**The task:**
Transcribe all of the material exactly, except for its pictures.

[Collected data]
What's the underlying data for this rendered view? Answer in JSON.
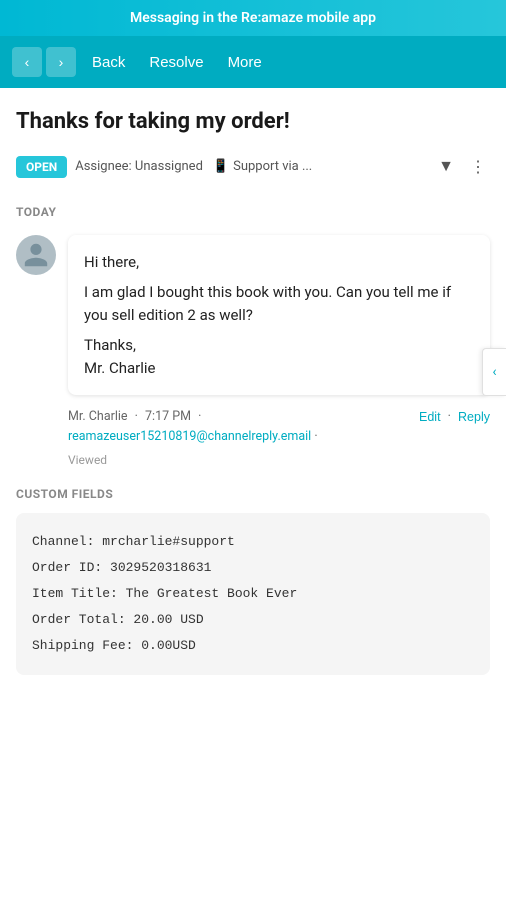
{
  "banner": {
    "text": "Messaging in the Re:amaze mobile app"
  },
  "header": {
    "back_label": "Back",
    "resolve_label": "Resolve",
    "more_label": "More"
  },
  "conversation": {
    "title": "Thanks for taking my order!",
    "status": "OPEN",
    "assignee_label": "Assignee: Unassigned",
    "channel_label": "Support via ...",
    "today_label": "TODAY"
  },
  "message": {
    "greeting": "Hi there,",
    "body": "I am glad I bought this book with you. Can you tell me if you sell edition 2 as well?",
    "sign_off": "Thanks,",
    "sender_name": "Mr. Charlie",
    "time": "7:17 PM",
    "email": "reamazeuser15210819@channelreply.email",
    "viewed": "Viewed",
    "edit_label": "Edit",
    "reply_label": "Reply"
  },
  "custom_fields": {
    "section_label": "CUSTOM FIELDS",
    "channel": "Channel: mrcharlie#support",
    "order_id": "Order ID: 3029520318631",
    "item_title": "Item Title: The Greatest Book Ever",
    "order_total": "Order Total: 20.00 USD",
    "shipping_fee": "Shipping Fee: 0.00USD"
  },
  "icons": {
    "arrow_left": "‹",
    "arrow_right": "›",
    "filter": "▼",
    "more_dots": "⋮",
    "chevron_left": "‹"
  }
}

**The output:**
What's the underlying data for this rendered view? Answer in JSON.
{
  "banner": {
    "text": "Messaging in the Re:amaze mobile app"
  },
  "header": {
    "back_label": "Back",
    "resolve_label": "Resolve",
    "more_label": "More"
  },
  "conversation": {
    "title": "Thanks for taking my order!",
    "status": "OPEN",
    "assignee_label": "Assignee: Unassigned",
    "channel_label": "Support via ...",
    "today_label": "TODAY"
  },
  "message": {
    "greeting": "Hi there,",
    "body": "I am glad I bought this book with you. Can you tell me if you sell edition 2 as well?",
    "sign_off": "Thanks,",
    "sender_name": "Mr. Charlie",
    "time": "7:17 PM",
    "email": "reamazeuser15210819@channelreply.email",
    "viewed": "Viewed",
    "edit_label": "Edit",
    "reply_label": "Reply"
  },
  "custom_fields": {
    "section_label": "CUSTOM FIELDS",
    "channel": "Channel: mrcharlie#support",
    "order_id": "Order ID: 3029520318631",
    "item_title": "Item Title: The Greatest Book Ever",
    "order_total": "Order Total: 20.00 USD",
    "shipping_fee": "Shipping Fee: 0.00USD"
  },
  "icons": {
    "arrow_left": "‹",
    "arrow_right": "›",
    "filter": "▼",
    "more_dots": "⋮",
    "chevron_left": "‹"
  }
}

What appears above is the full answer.